Written task>
Pick out each line with the word "Gallagher" from the material that follows.

──────── Records for the exercise ────────

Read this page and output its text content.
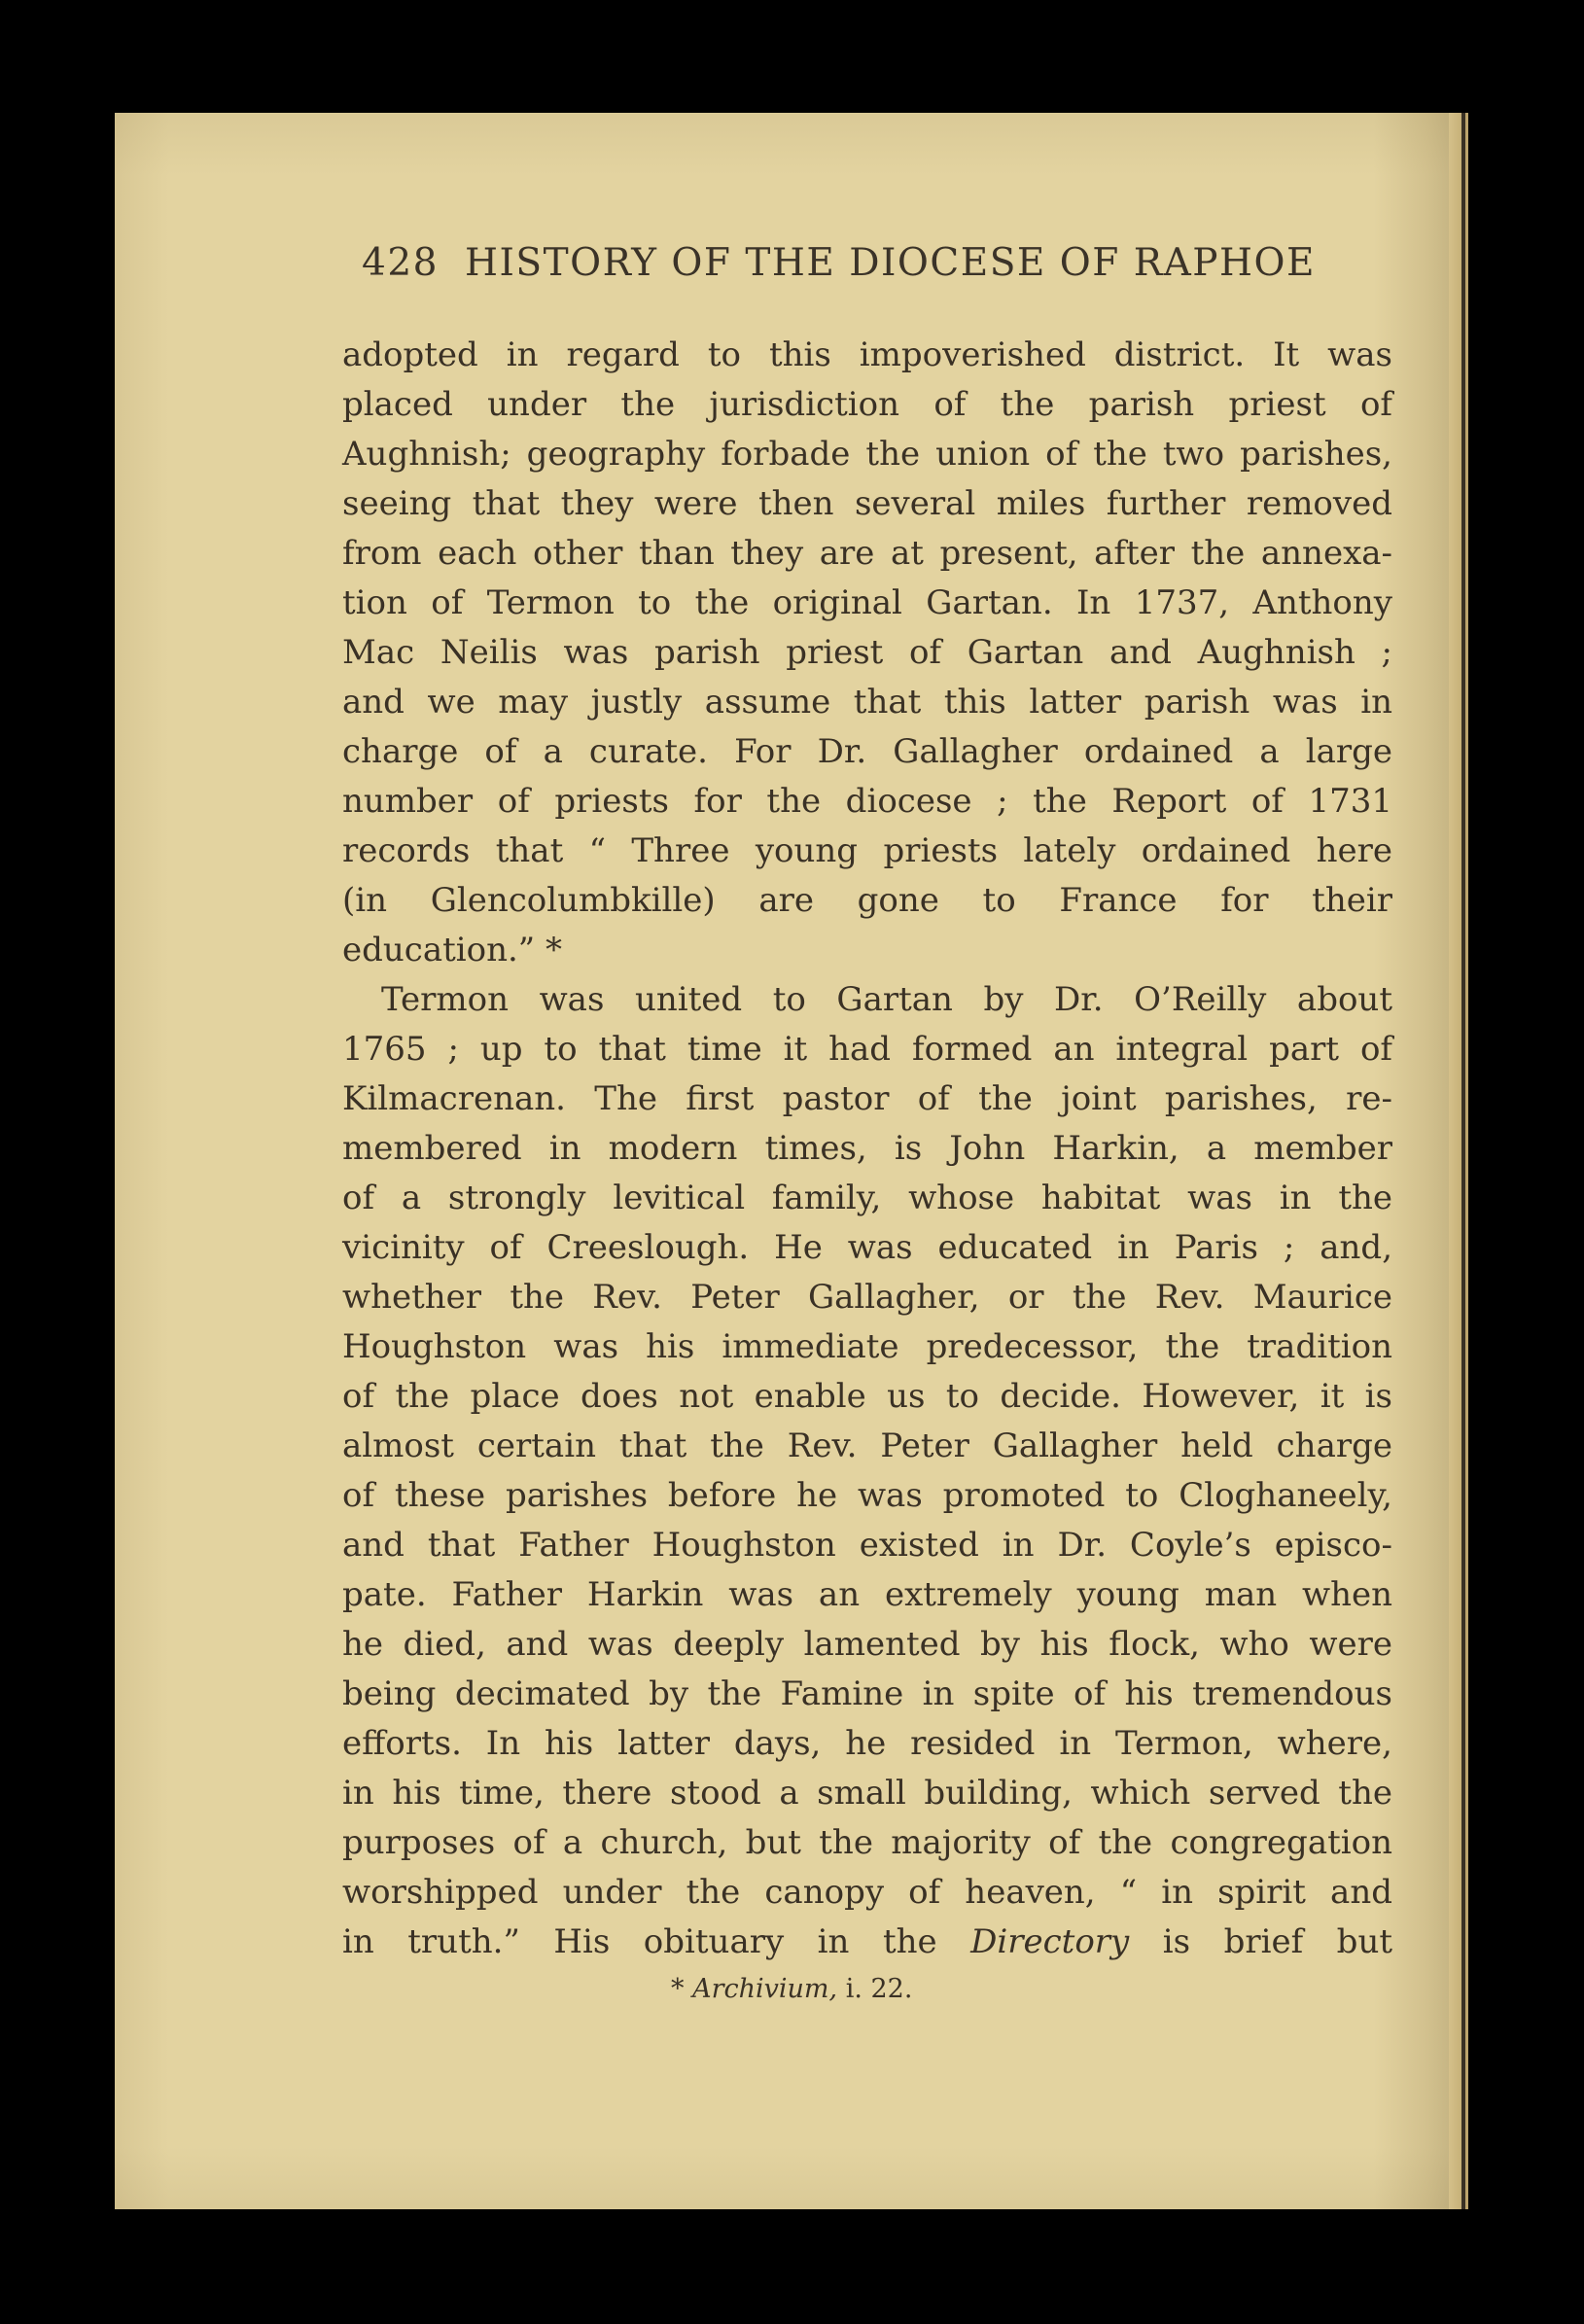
428 HISTORY OF THE DIOCESE OF RAPHOE
adopted in regard to this impoverished district. It was
placed under the jurisdiction of the parish priest of
Aughnish; geography forbade the union of the two parishes,
seeing that they were then several miles further removed
from each other than they are at present, after the annexa-
tion of Termon to the original Gartan. In 1737, Anthony
Mac Neilis was parish priest of Gartan and Aughnish ;
and we may justly assume that this latter parish was in
charge of a curate. For Dr. Gallagher ordained a large
number of priests for the diocese ; the Report of 1731
records that “ Three young priests lately ordained here
(in Glencolumbkille) are gone to France for their
education.” *
Termon was united to Gartan by Dr. O’Reilly about
1765 ; up to that time it had formed an integral part of
Kilmacrenan. The first pastor of the joint parishes, re-
membered in modern times, is John Harkin, a member
of a strongly levitical family, whose habitat was in the
vicinity of Creeslough. He was educated in Paris ; and,
whether the Rev. Peter Gallagher, or the Rev. Maurice
Houghston was his immediate predecessor, the tradition
of the place does not enable us to decide. However, it is
almost certain that the Rev. Peter Gallagher held charge
of these parishes before he was promoted to Cloghaneely,
and that Father Houghston existed in Dr. Coyle’s episco-
pate. Father Harkin was an extremely young man when
he died, and was deeply lamented by his flock, who were
being decimated by the Famine in spite of his tremendous
efforts. In his latter days, he resided in Termon, where,
in his time, there stood a small building, which served the
purposes of a church, but the majority of the congregation
worshipped under the canopy of heaven, “ in spirit and
in truth.” His obituary in the Directory is brief but
* Archivium, i. 22.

────────

Solved exercise>
charge of a curate. For Dr. Gallagher ordained a large
whether the Rev. Peter Gallagher, or the Rev. Maurice
almost certain that the Rev. Peter Gallagher held charge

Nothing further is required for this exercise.